BEGIN Data

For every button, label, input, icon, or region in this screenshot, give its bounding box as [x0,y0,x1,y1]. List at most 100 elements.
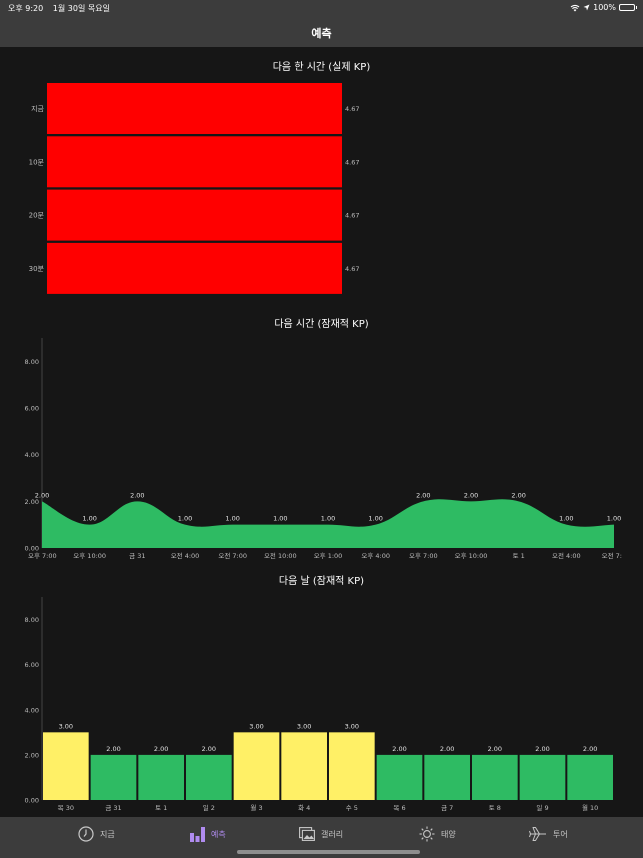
tab-sun-label: 태양 [441,829,456,839]
days-value-label: 2.00 [583,745,597,753]
hours-x-tick-label: 오후 1:00 [314,552,343,560]
hour-value-label: 4.67 [345,212,359,220]
tab-tour[interactable]: 투어 [529,824,568,844]
days-value-label: 2.00 [392,745,406,753]
hours-chart-title: 다음 시간 (잠재적 KP) [274,319,369,330]
days-value-label: 3.00 [345,722,359,730]
days-category-label: 수 5 [346,804,358,812]
nav-bar: 예측 [0,16,643,47]
days-value-label: 3.00 [59,722,73,730]
status-date: 1월 30일 목요일 [52,4,110,13]
hours-value-label: 1.00 [559,515,573,523]
bar-chart-icon [190,826,205,842]
days-bar-7 [376,754,423,800]
days-bar-4 [233,732,280,800]
hour-bar-3 [47,242,342,294]
wifi-icon [570,4,580,11]
hours-y-tick-label: 2.00 [25,498,39,506]
hours-x-tick-label: 금 31 [129,552,145,560]
hours-value-label: 2.00 [35,491,49,499]
days-y-tick-label: 6.00 [25,661,39,669]
hours-value-label: 1.00 [273,515,287,523]
tab-gallery[interactable]: 갤러리 [299,824,343,844]
hours-x-tick-label: 토 1 [513,552,525,560]
days-category-label: 토 1 [155,804,167,812]
tab-now[interactable]: 지금 [78,824,115,844]
home-indicator [237,850,420,854]
hour-chart-title: 다음 한 시간 (실제 KP) [272,62,371,73]
days-value-label: 2.00 [106,745,120,753]
days-bar-5 [281,732,327,800]
hours-x-tick-label: 오전 4:00 [171,551,200,560]
days-category-label: 일 9 [536,803,548,812]
days-category-label: 토 8 [489,804,501,812]
days-category-label: 화 4 [298,804,310,812]
hours-y-tick-label: 4.00 [25,451,39,459]
days-chart-title: 다음 날 (잠재적 KP) [278,576,365,587]
days-category-label: 일 2 [203,803,215,812]
hours-value-label: 2.00 [464,491,478,499]
days-bar-8 [424,754,470,800]
days-category-label: 금 31 [105,804,121,812]
hours-x-tick-label: 오전 4:00 [552,551,581,560]
days-chart: 0.00 2.00 4.00 6.00 8.00 3.00 목 30 2.00 금 31 2.00… [25,597,613,812]
days-bar-0 [43,732,89,800]
days-bar-2 [138,754,184,800]
tab-gallery-label: 갤러리 [321,829,344,839]
hour-value-label: 4.67 [345,265,359,273]
days-y-tick-label: 2.00 [25,751,39,759]
hours-value-label: 1.00 [321,515,335,523]
battery-icon [619,4,637,11]
hour-bar-1 [47,136,342,188]
hours-x-tick-label: 오후 7:00 [409,552,438,560]
hours-value-label: 1.00 [368,515,382,523]
days-value-label: 3.00 [297,722,311,730]
hours-x-tick-label: 오후 4:00 [361,552,390,560]
hours-x-tick-label: 오후 10:00 [455,552,488,560]
status-bar: 오후 9:20 1월 30일 목요일 100% [0,0,643,16]
days-bar-1 [90,754,137,800]
hours-x-tick-label: 오전 10:00 [264,551,297,560]
hours-value-label: 1.00 [225,515,239,523]
clock-icon [78,826,94,842]
days-category-label: 월 3 [250,803,262,812]
days-value-label: 2.00 [202,745,216,753]
days-bar-11 [567,754,613,800]
days-value-label: 2.00 [440,745,454,753]
hours-x-tick-label: 오전 7: [602,551,622,560]
gallery-icon [299,827,315,841]
tab-forecast-label: 예측 [211,829,226,839]
days-value-label: 2.00 [535,745,549,753]
hours-y-tick-label: 6.00 [25,405,39,413]
page-title: 예측 [311,27,332,40]
hour-category-label: 10분 [29,158,45,166]
days-value-label: 3.00 [249,722,263,730]
tab-now-label: 지금 [100,829,115,839]
hours-y-tick-label: 8.00 [25,358,39,366]
battery-percent: 100% [593,3,616,12]
sun-icon [419,826,435,842]
days-y-tick-label: 8.00 [25,616,39,624]
hours-value-label: 1.00 [607,515,621,523]
hours-chart: 0.00 2.00 4.00 6.00 8.00 2.00 1.00 2.00 1.00 1.00… [25,338,622,560]
hour-value-label: 4.67 [345,105,359,113]
hours-value-label: 2.00 [130,491,144,499]
hours-y-tick-label: 0.00 [25,545,39,553]
days-category-label: 월 10 [582,803,598,812]
hours-x-tick-label: 오전 7:00 [218,551,247,560]
tab-sun[interactable]: 태양 [419,824,456,844]
days-category-label: 금 7 [441,804,453,812]
hour-chart: 지금 4.67 10분 4.67 20분 4.67 30분 4.67 [29,83,359,294]
hour-bar-0 [47,83,342,134]
days-category-label: 목 6 [393,804,405,812]
hour-category-label: 30분 [29,265,45,273]
hours-area-series [42,499,614,548]
days-bar-6 [329,732,375,800]
tab-forecast[interactable]: 예측 [190,824,226,844]
hour-bar-2 [47,189,342,241]
hours-x-tick-label: 오후 7:00 [28,552,57,560]
hour-value-label: 4.67 [345,158,359,166]
hours-value-label: 2.00 [416,491,430,499]
tab-tour-label: 투어 [553,829,568,839]
days-y-tick-label: 4.00 [25,706,39,714]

END Data

Task to complete: Please lay out the lines of the listing as a Markdown table with the columns Row and Line, starting at the line that contains "tab-sun-label: 태양 [441,829,456,839]" and ending at the line that contains "days-value-label: 3.00 [345,722,359,730]". Leave out any blank lines.

Written solution:
| Row | Line |
|---|---|
| 1 | tab-sun-label: 태양 [441,829,456,839] |
| 2 | days-value-label: 2.00 [583,745,597,753] |
| 3 | hours-x-tick-label: 오후 1:00 [314,552,343,560] |
| 4 | hour-value-label: 4.67 [345,212,359,220] |
| 5 | tab-tour[interactable]: 투어 [529,824,568,844] |
| 6 | days-value-label: 2.00 [392,745,406,753] |
| 7 | hours-chart-title: 다음 시간 (잠재적 KP) [274,319,369,330] |
| 8 | days-value-label: 3.00 [345,722,359,730] |